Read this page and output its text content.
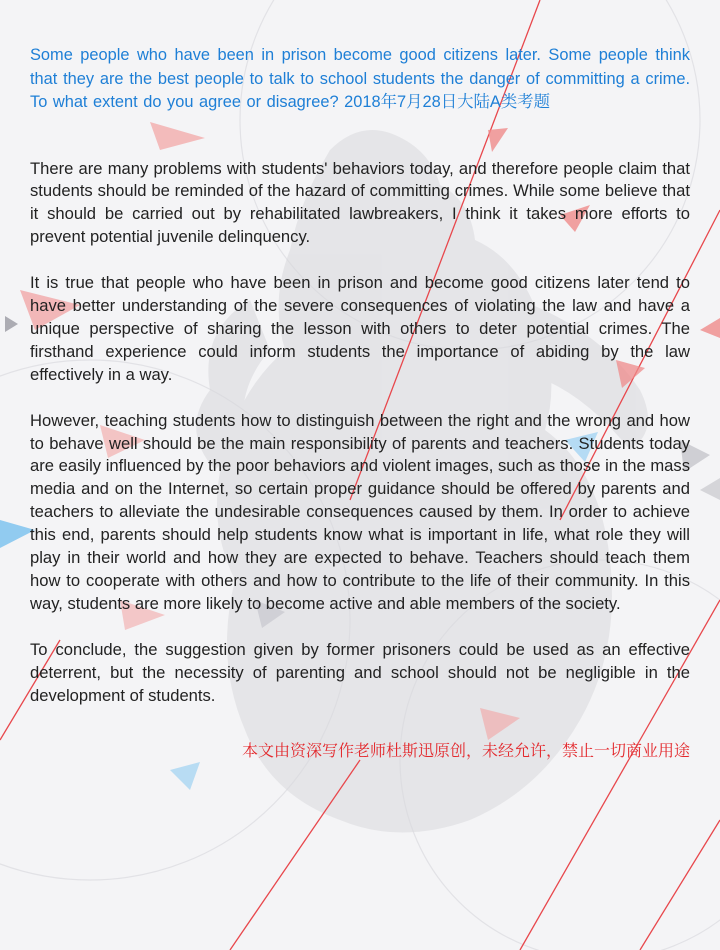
Some people who have been in prison become good citizens later. Some people think that they are the best people to talk to school students the danger of committing a crime. To what extent do you agree or disagree? 2018年7月28日大陆A类考题

There are many problems with students' behaviors today, and therefore people claim that students should be reminded of the hazard of committing crimes. While some believe that it should be carried out by rehabilitated lawbreakers, I think it takes more efforts to prevent potential juvenile delinquency.

It is true that people who have been in prison and become good citizens later tend to have better understanding of the severe consequences of violating the law and have a unique perspective of sharing the lesson with others to deter potential crimes. The firsthand experience could inform students the importance of abiding by the law effectively in a way.

However, teaching students how to distinguish between the right and the wrong and how to behave well should be the main responsibility of parents and teachers. Students today are easily influenced by the poor behaviors and violent images, such as those in the mass media and on the Internet, so certain proper guidance should be offered by parents and teachers to alleviate the undesirable consequences caused by them. In order to achieve this end, parents should help students know what is important in life, what role they will play in their world and how they are expected to behave. Teachers should teach them how to cooperate with others and how to contribute to the life of their community. In this way, students are more likely to become active and able members of the society.

To conclude, the suggestion given by former prisoners could be used as an effective deterrent, but the necessity of parenting and school should not be negligible in the development of students.

本文由资深写作老师杜斯迅原创，未经允许，禁止一切商业用途
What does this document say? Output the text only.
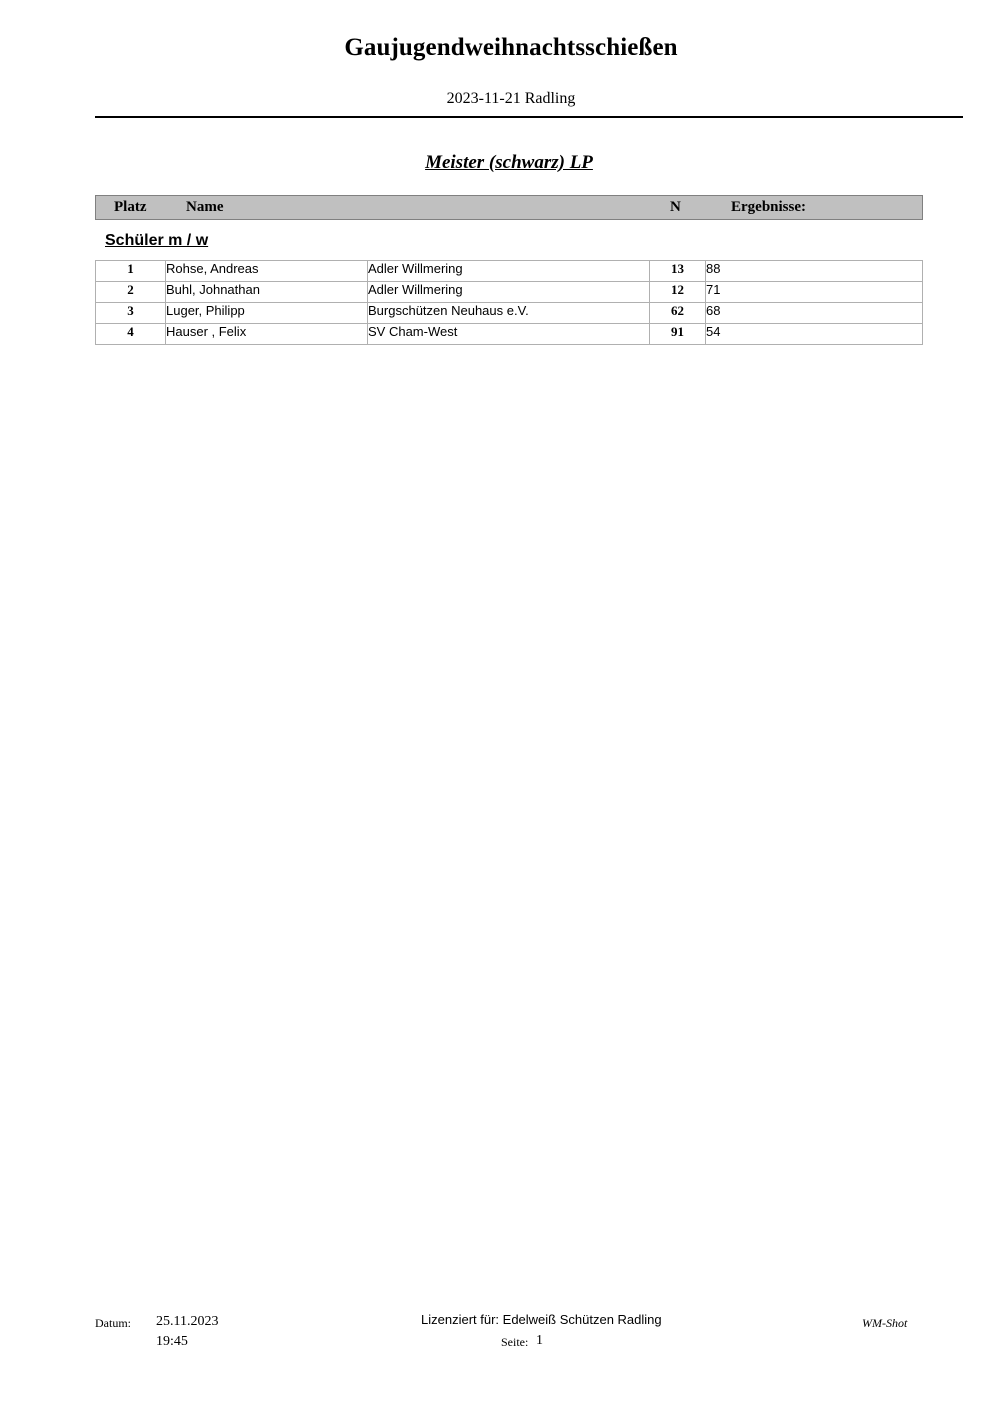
Gaujugendweihnachtsschießen
2023-11-21 Radling
Meister (schwarz) LP
Platz	Name	N	Ergebnisse:
Schüler m / w
1	Rohse, Andreas	Adler Willmering	13	88
2	Buhl, Johnathan	Adler Willmering	12	71
3	Luger, Philipp	Burgschützen Neuhaus e.V.	62	68
4	Hauser , Felix	SV Cham-West	91	54
Datum: 25.11.2023
19:45
Lizenziert für: Edelweiß Schützen Radling
Seite: 1
WM-Shot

+ + + +

## WHAT NEEDS TO BE DONE
Please write out all of the material above without changing a word, and omit any pictures.

## ANSWER
Read this page and output its text content.
Some people who have been in prison become good citizens later. Some people think that they are the best people to talk to school students the danger of committing a crime. To what extent do you agree or disagree? 2018年7月28日大陆A类考题

There are many problems with students' behaviors today, and therefore people claim that students should be reminded of the hazard of committing crimes. While some believe that it should be carried out by rehabilitated lawbreakers, I think it takes more efforts to prevent potential juvenile delinquency.

It is true that people who have been in prison and become good citizens later tend to have better understanding of the severe consequences of violating the law and have a unique perspective of sharing the lesson with others to deter potential crimes. The firsthand experience could inform students the importance of abiding by the law effectively in a way.

However, teaching students how to distinguish between the right and the wrong and how to behave well should be the main responsibility of parents and teachers. Students today are easily influenced by the poor behaviors and violent images, such as those in the mass media and on the Internet, so certain proper guidance should be offered by parents and teachers to alleviate the undesirable consequences caused by them. In order to achieve this end, parents should help students know what is important in life, what role they will play in their world and how they are expected to behave. Teachers should teach them how to cooperate with others and how to contribute to the life of their community. In this way, students are more likely to become active and able members of the society.

To conclude, the suggestion given by former prisoners could be used as an effective deterrent, but the necessity of parenting and school should not be negligible in the development of students.

本文由资深写作老师杜斯迅原创，未经允许，禁止一切商业用途
What does this document say? Output the text only.
Gaujugendweihnachtsschießen
2023-11-21 Radling
Meister (schwarz) LP
Platz	Name	N	Ergebnisse:
Schüler m / w
1	Rohse, Andreas	Adler Willmering	13	88
2	Buhl, Johnathan	Adler Willmering	12	71
3	Luger, Philipp	Burgschützen Neuhaus e.V.	62	68
4	Hauser , Felix	SV Cham-West	91	54
Datum: 25.11.2023
19:45
Lizenziert für: Edelweiß Schützen Radling
Seite: 1
WM-Shot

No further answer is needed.